*Given instruction:* Type out the data exactly as given. Skip any image.

● ● ● ● ●

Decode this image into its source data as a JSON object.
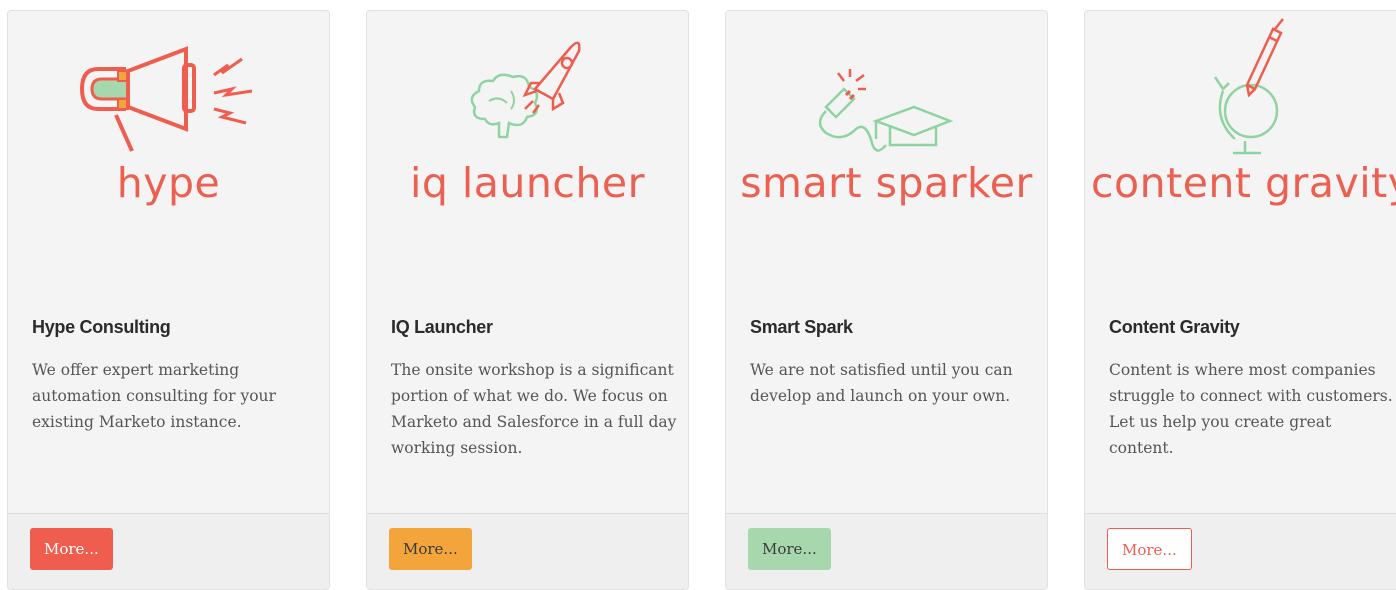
{
  "colors": {
    "red": "#ef5d4f",
    "orange": "#f3a53c",
    "green": "#a7d8ad",
    "mint": "#8fd3a0"
  },
  "cards": [
    {
      "logo_text": "hype",
      "logo_icon": "megaphone-magnet-icon",
      "title": "Hype Consulting",
      "text": "We offer expert marketing automation consulting for your existing Marketo instance.",
      "button": "More..."
    },
    {
      "logo_text": "iq launcher",
      "logo_icon": "rocket-brain-icon",
      "title": "IQ Launcher",
      "text": "The onsite workshop is a significant portion of what we do. We focus on Marketo and Salesforce in a full day working session.",
      "button": "More..."
    },
    {
      "logo_text": "smart sparker",
      "logo_icon": "plug-graduation-cap-icon",
      "title": "Smart Spark",
      "text": "We are not satisfied until you can develop and launch on your own.",
      "button": "More..."
    },
    {
      "logo_text": "content gravity",
      "logo_icon": "pen-globe-icon",
      "title": "Content Gravity",
      "text": "Content is where most companies struggle to connect with customers. Let us help you create great content.",
      "button": "More..."
    }
  ]
}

● ● ● ● ●

*Final result:*
Decode this image into its source data as a JSON object.
{
  "colors": {
    "red": "#ef5d4f",
    "orange": "#f3a53c",
    "green": "#a7d8ad",
    "mint": "#8fd3a0"
  },
  "cards": [
    {
      "logo_text": "hype",
      "logo_icon": "megaphone-magnet-icon",
      "title": "Hype Consulting",
      "text": "We offer expert marketing automation consulting for your existing Marketo instance.",
      "button": "More..."
    },
    {
      "logo_text": "iq launcher",
      "logo_icon": "rocket-brain-icon",
      "title": "IQ Launcher",
      "text": "The onsite workshop is a significant portion of what we do. We focus on Marketo and Salesforce in a full day working session.",
      "button": "More..."
    },
    {
      "logo_text": "smart sparker",
      "logo_icon": "plug-graduation-cap-icon",
      "title": "Smart Spark",
      "text": "We are not satisfied until you can develop and launch on your own.",
      "button": "More..."
    },
    {
      "logo_text": "content gravity",
      "logo_icon": "pen-globe-icon",
      "title": "Content Gravity",
      "text": "Content is where most companies struggle to connect with customers. Let us help you create great content.",
      "button": "More..."
    }
  ]
}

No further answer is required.